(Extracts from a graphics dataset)
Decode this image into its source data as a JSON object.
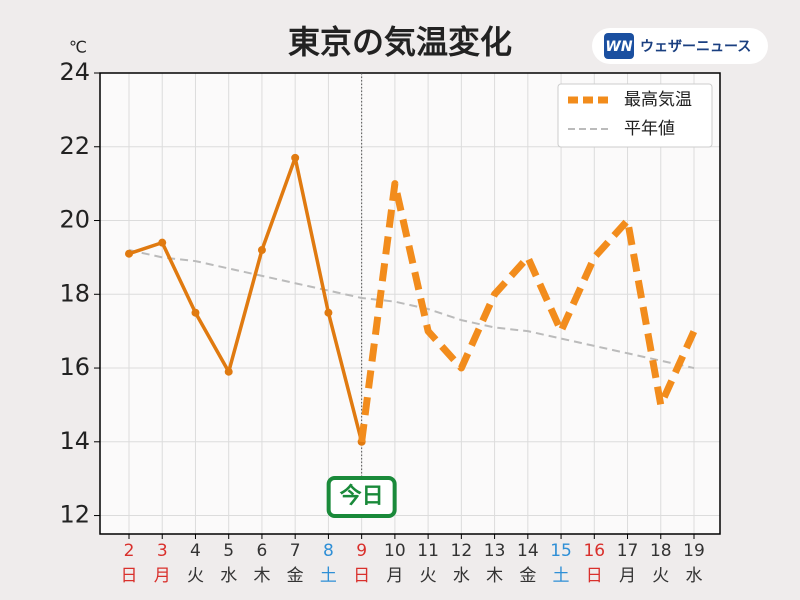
{
  "logo": {
    "mark": "WN",
    "text": "ウェザーニュース"
  },
  "chart_data": {
    "type": "line",
    "title": "東京の気温変化",
    "y_unit": "℃",
    "categories": [
      "2",
      "3",
      "4",
      "5",
      "6",
      "7",
      "8",
      "9",
      "10",
      "11",
      "12",
      "13",
      "14",
      "15",
      "16",
      "17",
      "18",
      "19"
    ],
    "weekdays": [
      "日",
      "月",
      "火",
      "水",
      "木",
      "金",
      "土",
      "日",
      "月",
      "火",
      "水",
      "木",
      "金",
      "土",
      "日",
      "月",
      "火",
      "水"
    ],
    "category_colors": [
      "#d9302c",
      "#d9302c",
      "#333333",
      "#333333",
      "#333333",
      "#333333",
      "#2f8fd6",
      "#d9302c",
      "#333333",
      "#333333",
      "#333333",
      "#333333",
      "#333333",
      "#2f8fd6",
      "#d9302c",
      "#333333",
      "#333333",
      "#333333"
    ],
    "series": [
      {
        "name": "最高気温",
        "color": "#f28c1c",
        "observed_color": "#e07a10",
        "values": [
          19.1,
          19.4,
          17.5,
          15.9,
          19.2,
          21.7,
          17.5,
          14.0,
          21.0,
          17.0,
          16.0,
          18.0,
          19.0,
          17.0,
          19.0,
          20.0,
          15.0,
          17.0
        ]
      },
      {
        "name": "平年値",
        "color": "#bbbbbb",
        "values": [
          19.2,
          19.0,
          18.9,
          18.7,
          18.5,
          18.3,
          18.1,
          17.9,
          17.8,
          17.6,
          17.3,
          17.1,
          17.0,
          16.8,
          16.6,
          16.4,
          16.2,
          16.0
        ]
      }
    ],
    "today": {
      "label": "今日",
      "category_index": 7
    },
    "ylim": [
      11.5,
      24
    ],
    "yticks": [
      12,
      14,
      16,
      18,
      20,
      22,
      24
    ],
    "grid": true,
    "legend": "upper right"
  }
}
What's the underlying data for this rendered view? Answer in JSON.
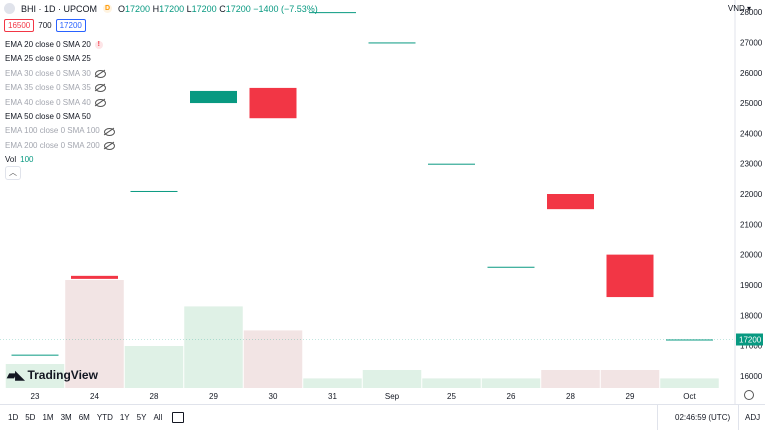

= TASK REQUIREMENTS =
In your copy of the listing above, reproduce each line exactly and omit all pictures.

= EXPECTED ANSWER =
Decode this image into its source data as a JSON object.
{
  "logo": {
    "mark": "WN",
    "text": "ウェザーニュース"
  },
  "chart_data": {
    "type": "line",
    "title": "東京の気温変化",
    "y_unit": "℃",
    "categories": [
      "2",
      "3",
      "4",
      "5",
      "6",
      "7",
      "8",
      "9",
      "10",
      "11",
      "12",
      "13",
      "14",
      "15",
      "16",
      "17",
      "18",
      "19"
    ],
    "weekdays": [
      "日",
      "月",
      "火",
      "水",
      "木",
      "金",
      "土",
      "日",
      "月",
      "火",
      "水",
      "木",
      "金",
      "土",
      "日",
      "月",
      "火",
      "水"
    ],
    "category_colors": [
      "#d9302c",
      "#d9302c",
      "#333333",
      "#333333",
      "#333333",
      "#333333",
      "#2f8fd6",
      "#d9302c",
      "#333333",
      "#333333",
      "#333333",
      "#333333",
      "#333333",
      "#2f8fd6",
      "#d9302c",
      "#333333",
      "#333333",
      "#333333"
    ],
    "series": [
      {
        "name": "最高気温",
        "color": "#f28c1c",
        "observed_color": "#e07a10",
        "values": [
          19.1,
          19.4,
          17.5,
          15.9,
          19.2,
          21.7,
          17.5,
          14.0,
          21.0,
          17.0,
          16.0,
          18.0,
          19.0,
          17.0,
          19.0,
          20.0,
          15.0,
          17.0
        ]
      },
      {
        "name": "平年値",
        "color": "#bbbbbb",
        "values": [
          19.2,
          19.0,
          18.9,
          18.7,
          18.5,
          18.3,
          18.1,
          17.9,
          17.8,
          17.6,
          17.3,
          17.1,
          17.0,
          16.8,
          16.6,
          16.4,
          16.2,
          16.0
        ]
      }
    ],
    "today": {
      "label": "今日",
      "category_index": 7
    },
    "ylim": [
      11.5,
      24
    ],
    "yticks": [
      12,
      14,
      16,
      18,
      20,
      22,
      24
    ],
    "grid": true,
    "legend": "upper right"
  }
}
What's the underlying data for this rendered view? Answer in JSON.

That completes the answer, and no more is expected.